GIVEN INSTRUCTION
For the material that follows, list every line containing the word "label".

DATA LISTING
========================================

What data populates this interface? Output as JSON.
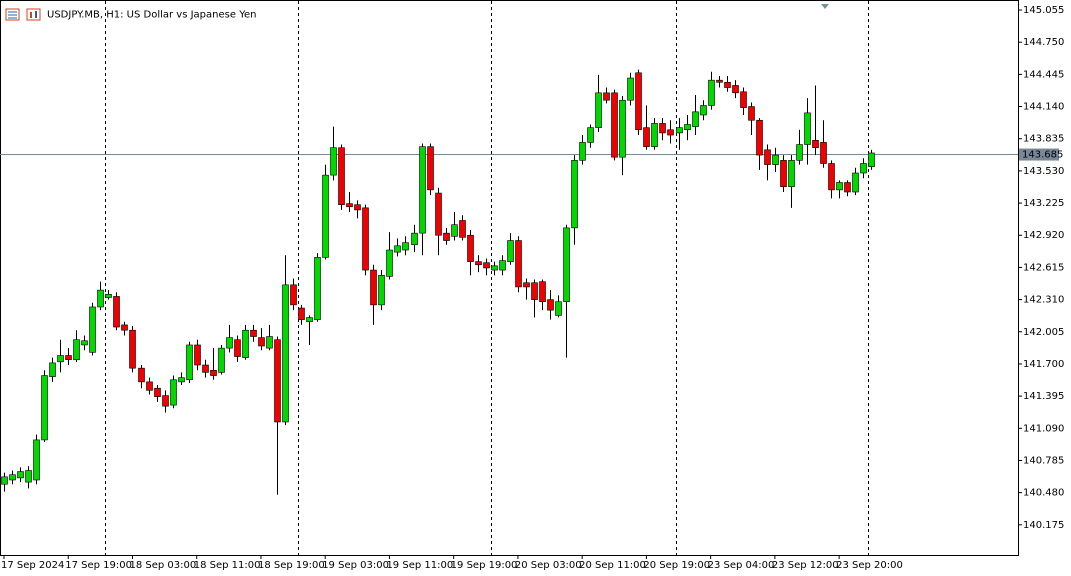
{
  "chart_data": {
    "type": "candlestick",
    "title": "USDJPY.MB, H1:  US Dollar vs Japanese Yen",
    "categories": [
      "17 Sep 2024",
      null,
      null,
      null,
      null,
      null,
      null,
      null,
      "17 Sep 19:00",
      null,
      null,
      null,
      null,
      null,
      null,
      null,
      "18 Sep 03:00",
      null,
      null,
      null,
      null,
      null,
      null,
      null,
      "18 Sep 11:00",
      null,
      null,
      null,
      null,
      null,
      null,
      null,
      "18 Sep 19:00",
      null,
      null,
      null,
      null,
      null,
      null,
      null,
      "19 Sep 03:00",
      null,
      null,
      null,
      null,
      null,
      null,
      null,
      "19 Sep 11:00",
      null,
      null,
      null,
      null,
      null,
      null,
      null,
      "19 Sep 19:00",
      null,
      null,
      null,
      null,
      null,
      null,
      null,
      "20 Sep 03:00",
      null,
      null,
      null,
      null,
      null,
      null,
      null,
      "20 Sep 11:00",
      null,
      null,
      null,
      null,
      null,
      null,
      null,
      "20 Sep 19:00",
      null,
      null,
      null,
      null,
      null,
      null,
      null,
      "23 Sep 04:00",
      null,
      null,
      null,
      null,
      null,
      null,
      null,
      "23 Sep 12:00",
      null,
      null,
      null,
      null,
      null,
      null,
      null,
      "23 Sep 20:00",
      null,
      null,
      null,
      null
    ],
    "open": [
      140.56,
      140.6,
      140.62,
      140.58,
      140.6,
      140.98,
      141.58,
      141.72,
      141.78,
      141.74,
      141.88,
      141.81,
      142.24,
      142.33,
      142.34,
      142.07,
      142.02,
      141.66,
      141.53,
      141.47,
      141.4,
      141.31,
      141.53,
      141.55,
      141.88,
      141.69,
      141.64,
      141.62,
      141.85,
      141.93,
      141.76,
      142.02,
      141.95,
      141.85,
      141.93,
      141.15,
      142.45,
      142.23,
      142.1,
      142.12,
      142.71,
      143.49,
      143.75,
      143.22,
      143.21,
      143.18,
      142.59,
      142.26,
      142.53,
      142.76,
      142.78,
      142.83,
      142.94,
      143.76,
      143.32,
      142.94,
      142.91,
      143.06,
      142.92,
      142.67,
      142.66,
      142.59,
      142.59,
      142.67,
      142.87,
      142.47,
      142.47,
      142.48,
      142.31,
      142.16,
      142.29,
      142.99,
      143.63,
      143.8,
      143.94,
      144.27,
      144.27,
      143.66,
      144.2,
      144.46,
      143.94,
      143.76,
      143.98,
      143.92,
      143.89,
      143.92,
      143.95,
      144.06,
      144.15,
      144.39,
      144.37,
      144.34,
      144.28,
      144.14,
      144.01,
      143.73,
      143.59,
      143.63,
      143.38,
      143.63,
      143.78,
      143.82,
      143.8,
      143.6,
      143.35,
      143.42,
      143.33,
      143.51,
      143.57
    ],
    "high": [
      140.67,
      140.69,
      140.72,
      140.73,
      141.03,
      141.64,
      141.76,
      141.93,
      141.85,
      142.02,
      141.97,
      142.28,
      142.48,
      142.4,
      142.38,
      142.1,
      142.06,
      141.69,
      141.57,
      141.5,
      141.45,
      141.59,
      141.62,
      141.91,
      141.93,
      141.74,
      141.85,
      141.88,
      142.07,
      141.97,
      142.07,
      142.07,
      142.04,
      142.07,
      141.96,
      142.73,
      142.51,
      142.26,
      142.16,
      142.75,
      143.59,
      143.95,
      143.78,
      143.33,
      143.25,
      143.21,
      142.64,
      142.59,
      142.95,
      142.89,
      142.91,
      143.02,
      143.79,
      143.79,
      143.37,
      142.99,
      143.14,
      143.11,
      142.97,
      142.73,
      142.7,
      142.67,
      142.73,
      142.94,
      142.91,
      142.51,
      142.5,
      142.5,
      142.4,
      142.35,
      143.02,
      143.68,
      143.87,
      143.97,
      144.44,
      144.32,
      144.3,
      144.24,
      144.46,
      144.49,
      144.15,
      144.03,
      144.03,
      144.01,
      144.03,
      144.06,
      144.25,
      144.2,
      144.47,
      144.43,
      144.43,
      144.39,
      144.32,
      144.18,
      144.03,
      143.78,
      143.75,
      143.68,
      143.68,
      143.92,
      144.22,
      144.34,
      144.01,
      143.63,
      143.44,
      143.44,
      143.56,
      143.65,
      143.73
    ],
    "low": [
      140.49,
      140.56,
      140.58,
      140.52,
      140.56,
      140.96,
      141.53,
      141.62,
      141.69,
      141.72,
      141.83,
      141.78,
      142.21,
      142.31,
      142.02,
      141.97,
      141.62,
      141.47,
      141.41,
      141.34,
      141.24,
      141.28,
      141.5,
      141.52,
      141.64,
      141.57,
      141.55,
      141.6,
      141.81,
      141.72,
      141.74,
      141.91,
      141.83,
      141.83,
      140.46,
      141.12,
      142.21,
      142.07,
      141.88,
      142.1,
      142.69,
      143.44,
      143.16,
      143.14,
      143.08,
      142.54,
      142.07,
      142.21,
      142.5,
      142.72,
      142.73,
      142.76,
      142.73,
      143.3,
      142.73,
      142.83,
      142.87,
      142.87,
      142.54,
      142.57,
      142.54,
      142.54,
      142.54,
      142.64,
      142.38,
      142.31,
      142.14,
      142.21,
      142.12,
      142.14,
      141.76,
      142.83,
      143.59,
      143.75,
      143.9,
      144.17,
      143.63,
      143.49,
      144.15,
      143.87,
      143.73,
      143.73,
      143.82,
      143.79,
      143.73,
      143.82,
      143.87,
      144.01,
      144.11,
      144.32,
      144.28,
      144.22,
      144.06,
      143.87,
      143.54,
      143.44,
      143.52,
      143.33,
      143.18,
      143.59,
      143.59,
      143.68,
      143.56,
      143.27,
      143.27,
      143.29,
      143.3,
      143.46,
      143.54
    ],
    "close": [
      140.63,
      140.65,
      140.68,
      140.69,
      140.98,
      141.59,
      141.71,
      141.78,
      141.74,
      141.93,
      141.92,
      142.24,
      142.4,
      142.36,
      142.05,
      142.02,
      141.66,
      141.53,
      141.45,
      141.39,
      141.3,
      141.55,
      141.57,
      141.88,
      141.69,
      141.62,
      141.59,
      141.85,
      141.95,
      141.77,
      142.02,
      141.96,
      141.87,
      141.96,
      141.15,
      142.45,
      142.26,
      142.12,
      142.14,
      142.71,
      143.49,
      143.75,
      143.21,
      143.19,
      143.16,
      142.59,
      142.26,
      142.54,
      142.78,
      142.82,
      142.85,
      142.94,
      143.76,
      143.35,
      142.92,
      142.87,
      143.02,
      142.9,
      142.67,
      142.64,
      142.61,
      142.63,
      142.68,
      142.87,
      142.43,
      142.43,
      142.31,
      142.29,
      142.21,
      142.29,
      142.99,
      143.63,
      143.8,
      143.94,
      144.27,
      144.2,
      143.66,
      144.2,
      144.41,
      143.92,
      143.76,
      143.98,
      143.89,
      143.87,
      143.94,
      143.97,
      144.09,
      144.15,
      144.39,
      144.37,
      144.32,
      144.27,
      144.13,
      144.01,
      143.68,
      143.59,
      143.68,
      143.38,
      143.63,
      143.78,
      144.08,
      143.75,
      143.6,
      143.35,
      143.42,
      143.33,
      143.51,
      143.6,
      143.7
    ],
    "up_color": "#00d800",
    "down_color": "#f00000",
    "last_price": 143.685,
    "last_price_color": "#778899",
    "ylim": [
      139.889,
      145.15
    ],
    "yticks": [
      145.055,
      {
        "value": 144.75,
        "label": "144.750"
      },
      144.445,
      {
        "value": 144.14,
        "label": "144.140"
      },
      143.835,
      {
        "value": 143.53,
        "label": "143.530"
      },
      143.225,
      {
        "value": 142.92,
        "label": "142.920"
      },
      142.615,
      {
        "value": 142.31,
        "label": "142.310"
      },
      142.005,
      {
        "value": 141.7,
        "label": "141.700"
      },
      141.395,
      {
        "value": 141.09,
        "label": "141.090"
      },
      140.785,
      {
        "value": 140.48,
        "label": "140.480"
      },
      140.175
    ],
    "grid": false
  }
}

========================================

ANSWER TO THIS PROBLEM
        "label": "144.750"
        "label": "144.140"
        "label": "143.530"
        "label": "142.920"
        "label": "142.310"
        "label": "141.700"
        "label": "141.090"
        "label": "140.480"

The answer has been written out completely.